SOURCE DATA.
+---+

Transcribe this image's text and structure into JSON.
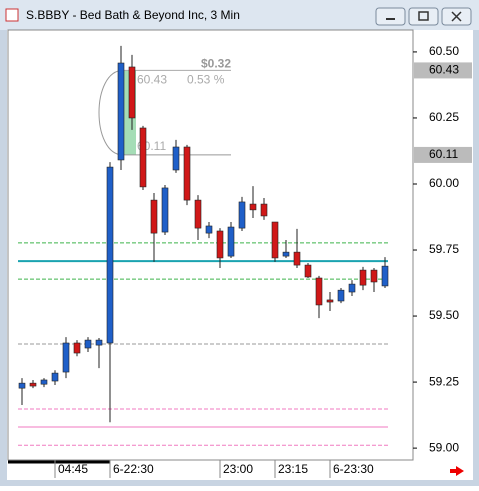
{
  "window_title": "S.BBBY - Bed Bath & Beyond Inc, 3 Min",
  "chart_data": {
    "type": "candlestick",
    "categories": [
      null,
      null,
      null,
      "04:45",
      null,
      null,
      null,
      null,
      "6-22:30",
      null,
      null,
      null,
      null,
      null,
      null,
      null,
      null,
      null,
      "23:00",
      null,
      null,
      null,
      null,
      "23:15",
      null,
      null,
      null,
      null,
      "6-23:30",
      null,
      null,
      null,
      null,
      null
    ],
    "open": [
      59.227,
      59.246,
      59.242,
      59.254,
      59.288,
      59.398,
      59.379,
      59.39,
      59.398,
      60.091,
      60.443,
      60.212,
      59.939,
      59.818,
      60.053,
      60.14,
      59.939,
      59.814,
      59.822,
      59.727,
      59.833,
      59.924,
      59.924,
      59.856,
      59.727,
      59.742,
      59.693,
      59.644,
      59.561,
      59.557,
      59.591,
      59.674,
      59.674,
      59.614
    ],
    "high": [
      59.265,
      59.258,
      59.265,
      59.295,
      59.42,
      59.409,
      59.42,
      59.417,
      60.083,
      60.523,
      60.489,
      60.22,
      59.966,
      59.996,
      60.167,
      60.148,
      59.958,
      59.856,
      59.833,
      59.856,
      59.951,
      59.992,
      59.947,
      59.856,
      59.788,
      59.83,
      59.701,
      59.652,
      59.591,
      59.606,
      59.636,
      59.686,
      59.682,
      59.723
    ],
    "low": [
      59.163,
      59.227,
      59.231,
      59.239,
      59.265,
      59.348,
      59.364,
      59.303,
      59.098,
      60.053,
      60.205,
      59.977,
      59.705,
      59.807,
      60.042,
      59.92,
      59.788,
      59.795,
      59.682,
      59.72,
      59.822,
      59.871,
      59.864,
      59.705,
      59.72,
      59.682,
      59.644,
      59.492,
      59.519,
      59.549,
      59.576,
      59.598,
      59.591,
      59.606
    ],
    "close": [
      59.246,
      59.235,
      59.258,
      59.284,
      59.398,
      59.36,
      59.409,
      59.409,
      60.064,
      60.458,
      60.25,
      59.989,
      59.814,
      59.985,
      60.14,
      59.939,
      59.833,
      59.841,
      59.72,
      59.837,
      59.932,
      59.902,
      59.879,
      59.72,
      59.742,
      59.693,
      59.648,
      59.542,
      59.553,
      59.598,
      59.621,
      59.617,
      59.629,
      59.689
    ],
    "up_color": "#1f5fc8",
    "down_color": "#d01818",
    "ylim": [
      58.955,
      60.583
    ],
    "yticks": [
      {
        "value": 59.0,
        "label": "59.00"
      },
      {
        "value": 59.25,
        "label": "59.25"
      },
      {
        "value": 59.5,
        "label": "59.50"
      },
      {
        "value": 59.75,
        "label": "59.75"
      },
      {
        "value": 60.0,
        "label": "60.00"
      },
      {
        "value": 60.25,
        "label": "60.25"
      },
      {
        "value": 60.5,
        "label": "60.50"
      }
    ],
    "levels": [
      {
        "value": 59.777,
        "color": "#3cb44b",
        "style": "dashed"
      },
      {
        "value": 59.708,
        "color": "#1aa3b0",
        "style": "solid"
      },
      {
        "value": 59.64,
        "color": "#3cb44b",
        "style": "dashed"
      },
      {
        "value": 59.394,
        "color": "#999999",
        "style": "dashed"
      },
      {
        "value": 59.148,
        "color": "#f07ac0",
        "style": "dashed"
      },
      {
        "value": 59.08,
        "color": "#f07ac0",
        "style": "solid"
      },
      {
        "value": 59.011,
        "color": "#f07ac0",
        "style": "dashed"
      }
    ],
    "measure": {
      "from": 60.43,
      "to": 60.11,
      "change": "$0.32",
      "percent": "0.53 %"
    }
  }
}
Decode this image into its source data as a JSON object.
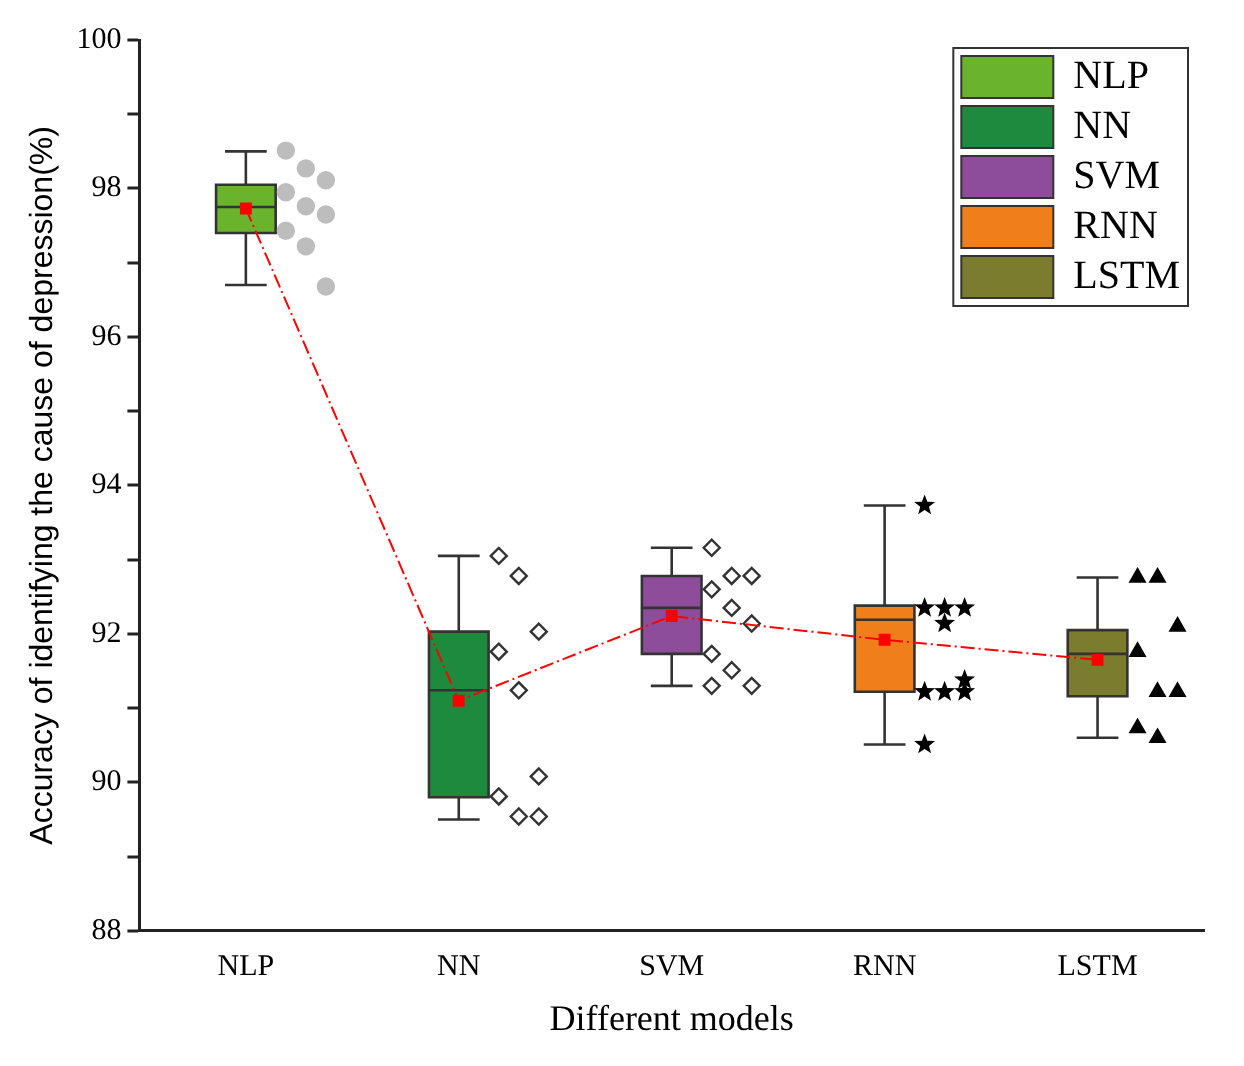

+---+

On how many lines does the word "JSON" appear? Answer with only the number.

OUTPUT. 2